> _Tasks to carry out_
a – Answer these questions using the VolunteerSpot transcript:
(i) What problem led to the start of VolunteerSpot?
(ii) How many users does VolunteerSpot have?
(iii) About how many users are added each week in peak season?
b – In the VolunteerSpot transcript, list every kind of person the speaker names as someone VolunteerSpot helps to organize together.

> _Document section_
Karen Bantuveris


Uploaded by weareaustintech on 15.01.2013

Transcript:

I was the accidental entrepreneur
and so I didn't exactly choose to locate my company in Austin
I was in Austin when I chose to become an entrepreneur
and VolunteerSpot was started out of my personal frustration of reply-all email
flooding my blackberry as a working mom
and so I decided to fix that problem by creating this this online coordination
tool and in doing so um... I ended up
becoming
um... the CEO of a tech company.
Now, I don't think I could have done that in any city other than Austin
because what's phenomenal about Austin is how accessible mentors are, how
accessible resources are... I was able to learn how to launch a tech company in Austin
because I was located here.
With more than two million users and growing we are the leading online coordination
tool, making it easy for people everywhere to join together and make a
difference in their local communities and schools.
And what's so fun about VolunteerSpot is we've grown almost entirely organically,
because what we do is we help people um... whether it's uh...
room mom or PTA parent or a teen parent or someone working for a
non-profit or working for their faith group
organize together and make it easy to sign up, schedule, and fundraise with
the people that are trying to do their good work.
So we quickly pollinate, once we get into a community, we quickly spread because
it's the most influential people in those communities who are doing all the
organizing and that's how we've been growing and growing. In our peak season
we add about fifty thousand users a week
on which is really exciting and we've done it on a really minuscule marking
spend.
What makes VolunteerSpot successful and very interesting is
our ability to collect the most affluent, influential women in every community in
America and they come to VolunteerSpot, and they come back year after year and they
bring their friends.
So we are intensely viral and that's what brands are interested
in that want to reach this community and so if we like to say we're
a sheep in sheep's clothing: not only do we reach these women, we make their lives
easier, and we're able brands to the table um... that that wanna connect
with these women in a very high engaged manner.
I think the biggest advice I have for up-and-coming tech entrepreneurs is to ask
lots of questions. Every start-up is different, every community is different,
every customer base is different.

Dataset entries
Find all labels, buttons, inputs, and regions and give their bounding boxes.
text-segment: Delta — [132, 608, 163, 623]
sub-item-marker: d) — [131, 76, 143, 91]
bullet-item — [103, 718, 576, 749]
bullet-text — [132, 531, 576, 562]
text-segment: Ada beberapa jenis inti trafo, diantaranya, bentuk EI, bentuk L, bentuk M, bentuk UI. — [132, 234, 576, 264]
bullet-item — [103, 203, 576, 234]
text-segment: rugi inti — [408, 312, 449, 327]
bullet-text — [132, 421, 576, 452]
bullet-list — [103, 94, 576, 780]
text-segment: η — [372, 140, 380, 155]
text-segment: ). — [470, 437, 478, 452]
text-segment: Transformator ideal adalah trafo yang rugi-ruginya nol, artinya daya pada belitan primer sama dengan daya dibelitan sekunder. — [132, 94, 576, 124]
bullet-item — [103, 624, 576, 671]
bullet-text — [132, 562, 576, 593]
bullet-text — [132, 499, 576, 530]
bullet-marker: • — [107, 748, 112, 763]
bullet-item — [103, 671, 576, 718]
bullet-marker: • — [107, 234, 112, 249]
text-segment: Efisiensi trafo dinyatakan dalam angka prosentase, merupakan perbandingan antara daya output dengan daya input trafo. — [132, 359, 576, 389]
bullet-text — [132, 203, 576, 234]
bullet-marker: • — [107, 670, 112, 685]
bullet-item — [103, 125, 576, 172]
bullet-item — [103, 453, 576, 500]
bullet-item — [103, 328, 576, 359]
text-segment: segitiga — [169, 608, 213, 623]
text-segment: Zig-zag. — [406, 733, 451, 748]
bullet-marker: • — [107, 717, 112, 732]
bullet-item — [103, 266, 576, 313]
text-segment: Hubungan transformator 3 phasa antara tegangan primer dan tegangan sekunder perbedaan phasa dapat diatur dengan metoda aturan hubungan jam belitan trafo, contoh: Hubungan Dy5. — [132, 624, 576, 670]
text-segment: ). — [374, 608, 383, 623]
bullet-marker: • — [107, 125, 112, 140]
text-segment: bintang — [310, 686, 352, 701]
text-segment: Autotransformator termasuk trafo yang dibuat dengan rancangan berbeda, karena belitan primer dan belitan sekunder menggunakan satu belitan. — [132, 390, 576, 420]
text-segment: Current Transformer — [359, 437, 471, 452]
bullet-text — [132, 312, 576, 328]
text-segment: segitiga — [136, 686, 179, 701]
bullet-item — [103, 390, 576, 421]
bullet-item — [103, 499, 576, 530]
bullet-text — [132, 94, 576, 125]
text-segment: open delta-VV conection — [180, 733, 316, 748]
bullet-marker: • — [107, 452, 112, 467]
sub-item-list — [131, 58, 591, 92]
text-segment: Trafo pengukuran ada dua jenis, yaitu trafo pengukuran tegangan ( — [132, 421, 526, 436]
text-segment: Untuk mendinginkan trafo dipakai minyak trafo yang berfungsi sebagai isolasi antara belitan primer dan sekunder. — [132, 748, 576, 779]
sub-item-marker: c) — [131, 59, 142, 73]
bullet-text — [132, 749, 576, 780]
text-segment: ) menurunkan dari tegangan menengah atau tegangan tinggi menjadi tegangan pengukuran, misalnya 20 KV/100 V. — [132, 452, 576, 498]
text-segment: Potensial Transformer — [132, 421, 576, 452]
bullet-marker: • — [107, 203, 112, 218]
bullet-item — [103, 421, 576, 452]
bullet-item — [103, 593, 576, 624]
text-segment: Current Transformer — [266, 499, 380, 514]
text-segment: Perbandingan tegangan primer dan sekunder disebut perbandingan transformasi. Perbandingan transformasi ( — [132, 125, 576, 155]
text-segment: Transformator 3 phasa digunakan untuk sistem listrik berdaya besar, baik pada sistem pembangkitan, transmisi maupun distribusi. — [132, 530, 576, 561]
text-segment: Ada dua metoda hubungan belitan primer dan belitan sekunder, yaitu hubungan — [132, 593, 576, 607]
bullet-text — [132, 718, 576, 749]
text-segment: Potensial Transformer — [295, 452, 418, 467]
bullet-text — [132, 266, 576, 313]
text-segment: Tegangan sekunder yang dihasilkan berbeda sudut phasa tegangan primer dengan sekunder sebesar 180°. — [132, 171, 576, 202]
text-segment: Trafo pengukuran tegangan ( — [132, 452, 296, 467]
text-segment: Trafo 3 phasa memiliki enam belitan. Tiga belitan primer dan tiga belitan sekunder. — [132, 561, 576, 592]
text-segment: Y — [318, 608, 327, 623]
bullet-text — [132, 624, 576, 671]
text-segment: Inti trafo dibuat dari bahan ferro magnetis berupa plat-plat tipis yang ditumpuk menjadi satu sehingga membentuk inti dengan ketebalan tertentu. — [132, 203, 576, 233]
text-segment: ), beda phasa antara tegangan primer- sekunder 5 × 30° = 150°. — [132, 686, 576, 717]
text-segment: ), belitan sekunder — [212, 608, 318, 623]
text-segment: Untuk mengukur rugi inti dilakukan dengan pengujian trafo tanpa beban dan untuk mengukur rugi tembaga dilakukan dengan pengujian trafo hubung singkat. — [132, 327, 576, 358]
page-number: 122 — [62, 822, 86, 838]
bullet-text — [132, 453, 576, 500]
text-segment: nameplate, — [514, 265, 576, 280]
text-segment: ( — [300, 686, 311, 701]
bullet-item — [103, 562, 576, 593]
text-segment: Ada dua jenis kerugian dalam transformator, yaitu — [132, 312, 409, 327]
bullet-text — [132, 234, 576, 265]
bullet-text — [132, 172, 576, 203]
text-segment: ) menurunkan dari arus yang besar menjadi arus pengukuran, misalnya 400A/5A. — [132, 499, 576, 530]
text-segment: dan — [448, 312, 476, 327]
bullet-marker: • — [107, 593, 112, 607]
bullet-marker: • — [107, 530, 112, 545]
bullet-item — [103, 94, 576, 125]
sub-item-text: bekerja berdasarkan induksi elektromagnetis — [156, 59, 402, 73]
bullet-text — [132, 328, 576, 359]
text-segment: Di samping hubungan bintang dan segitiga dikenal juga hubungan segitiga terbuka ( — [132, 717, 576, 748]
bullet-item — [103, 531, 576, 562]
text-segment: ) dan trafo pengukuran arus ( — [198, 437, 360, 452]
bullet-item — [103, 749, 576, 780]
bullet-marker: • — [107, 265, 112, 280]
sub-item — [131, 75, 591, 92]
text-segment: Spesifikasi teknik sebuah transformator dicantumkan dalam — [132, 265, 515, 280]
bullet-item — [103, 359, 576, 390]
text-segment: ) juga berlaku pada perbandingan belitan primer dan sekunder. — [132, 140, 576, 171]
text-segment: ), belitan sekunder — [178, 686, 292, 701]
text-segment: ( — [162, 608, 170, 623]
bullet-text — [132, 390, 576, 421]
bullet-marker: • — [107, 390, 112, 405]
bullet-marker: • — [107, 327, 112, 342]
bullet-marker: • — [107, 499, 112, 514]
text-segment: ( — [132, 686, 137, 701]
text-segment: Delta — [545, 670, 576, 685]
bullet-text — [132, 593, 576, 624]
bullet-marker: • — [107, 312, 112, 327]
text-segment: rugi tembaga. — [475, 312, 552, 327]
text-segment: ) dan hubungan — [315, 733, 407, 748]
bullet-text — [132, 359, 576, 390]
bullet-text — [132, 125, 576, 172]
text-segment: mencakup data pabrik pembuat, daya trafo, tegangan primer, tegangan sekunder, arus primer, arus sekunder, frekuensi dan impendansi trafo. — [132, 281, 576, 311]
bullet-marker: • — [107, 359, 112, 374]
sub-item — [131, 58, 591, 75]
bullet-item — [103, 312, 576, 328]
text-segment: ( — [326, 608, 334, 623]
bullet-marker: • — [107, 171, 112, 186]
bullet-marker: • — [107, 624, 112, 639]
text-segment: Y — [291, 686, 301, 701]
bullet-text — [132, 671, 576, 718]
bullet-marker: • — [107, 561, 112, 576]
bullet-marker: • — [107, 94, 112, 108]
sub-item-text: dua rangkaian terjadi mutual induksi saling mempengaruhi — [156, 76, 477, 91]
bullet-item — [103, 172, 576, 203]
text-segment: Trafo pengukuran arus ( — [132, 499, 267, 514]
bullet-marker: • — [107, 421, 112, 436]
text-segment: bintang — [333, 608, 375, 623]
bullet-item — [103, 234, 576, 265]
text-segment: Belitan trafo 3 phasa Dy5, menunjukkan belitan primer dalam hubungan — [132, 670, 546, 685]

> _Solutions to the problems_
a –
(i) Reply-all email flooding a BlackBerry, for someone who was a working mom.
(ii) More than two million.
(iii) About fifty thousand.

b –
- Room mom
- PTA parent
- Teen parent
- Someone working for a non-profit
- Someone working for their faith group